Written tasks:
1. In the essay below about a long, strained friendship, in what year did she marry?
2. List every year mentioned in the essay below about a long, strained friendship, in the order they appear.

There’s a special kind of exhaustion that comes from clarity – not the comforting kind, but the type that crawls into your bones and whispers, “This was never going to end any other way.” You can fight for understanding, strip away illusions, demand honesty, and yet, at the end of it all, you’re left with the undeniable truth: none of it actually mattered.
This story started in June 2003, at a dinner with mutual friends. Over the years, our connection deepened – or at least, I was under that impression. In 2007, she wanted me to kiss her. I hesitated. A hesitation that now feels like a prophetic warning I should have heeded. She married in 2009, and before the wedding cake even had a chance to go stale, the cracks were already showing.
By 2012, we had a non-sexual emotional affair – a tangled mess of late-night confessions, stolen intimacy, and a night where she told me she loved me after I had said it first. But in 2018, she erased it. Condensed it into a single night in the beginning, as though the rest of it – the emotions, the longing, the connection – was nothing but a misplaced footnote in her curated version of history.
At first, I thought it was just denial. A way to protect herself from the choices she made, the ones she didn’t make, and the weight of all the things left unsaid. But then, I saw it for what it truly was: rewriting the past to fit the present. If something inconvenient doesn’t align with how she wants to see herself today, she simply edits it out.
She had her first child in 2014, clinging to the fantasy that motherhood might inject some life into a marriage already flat-lining. Shockingly, it did not. Instead, the demands on her only grew: four young children, a husband who somehow mistook his own family for optional background noise, and a household that functioned only because she carried it on her already overburdened back.

Source data:

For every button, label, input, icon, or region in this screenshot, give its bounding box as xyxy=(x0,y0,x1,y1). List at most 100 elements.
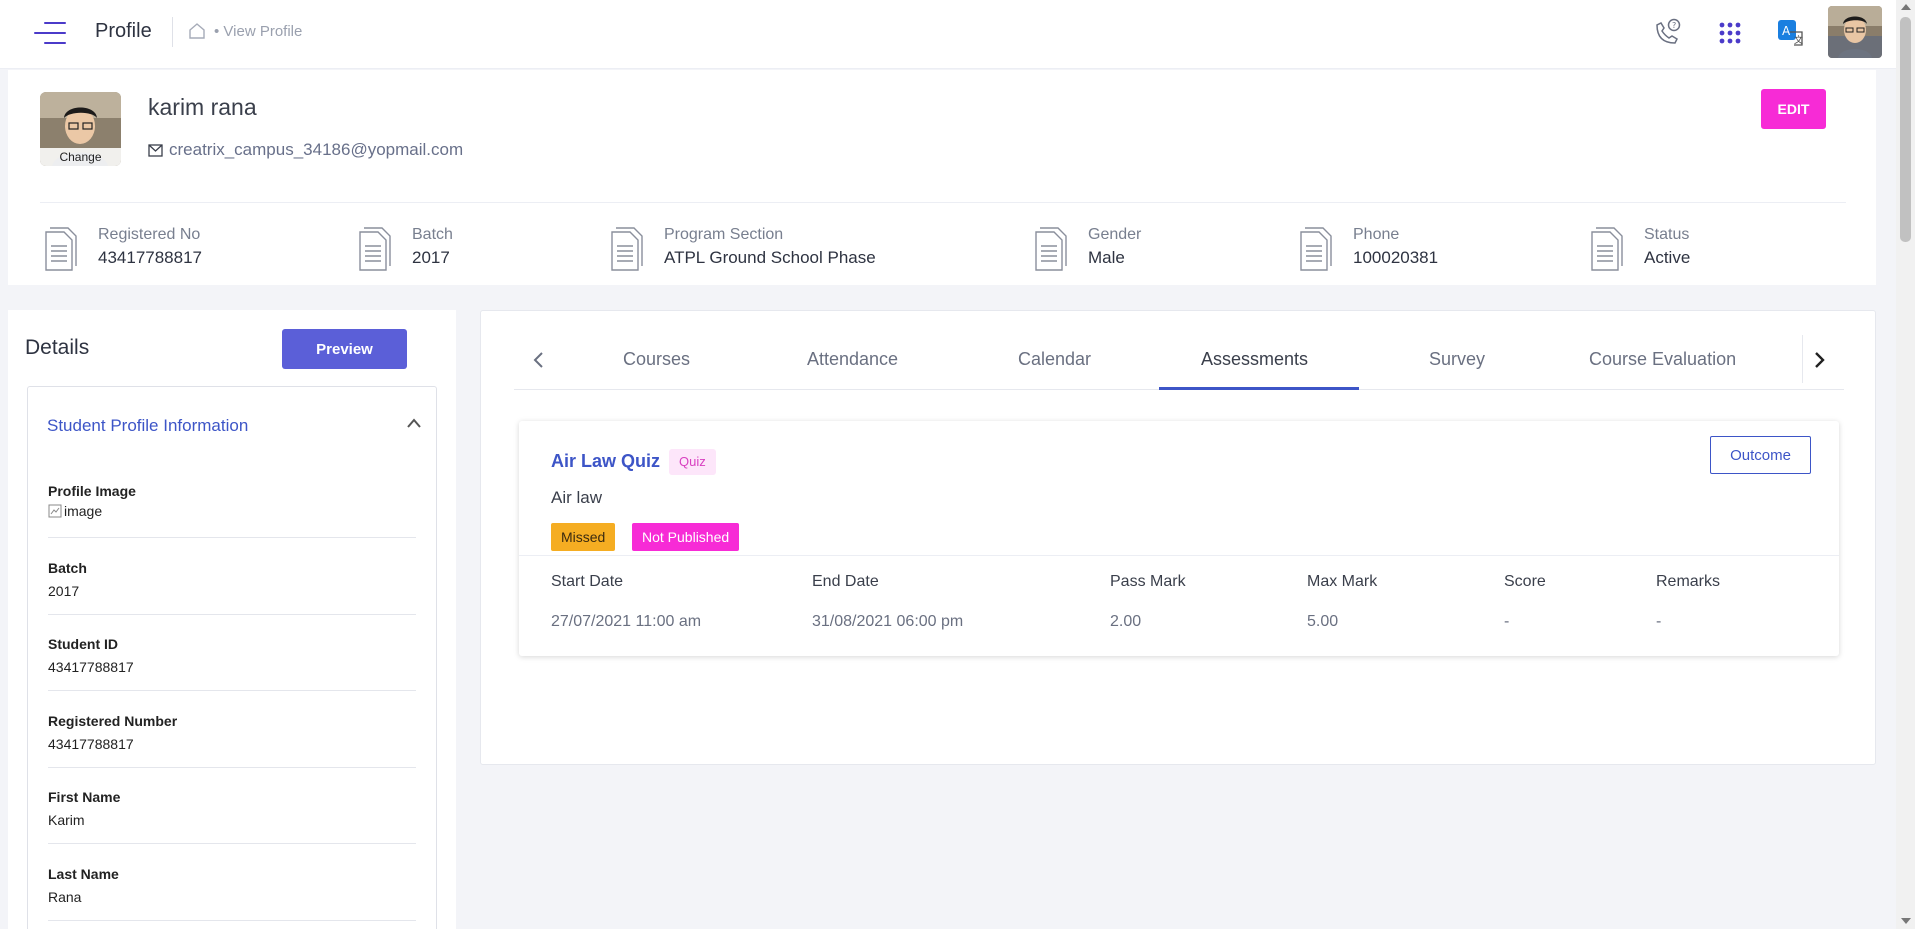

Worked answers:
1. 2009

2. 2003, 2007, 2009, 2012, 2018, 2014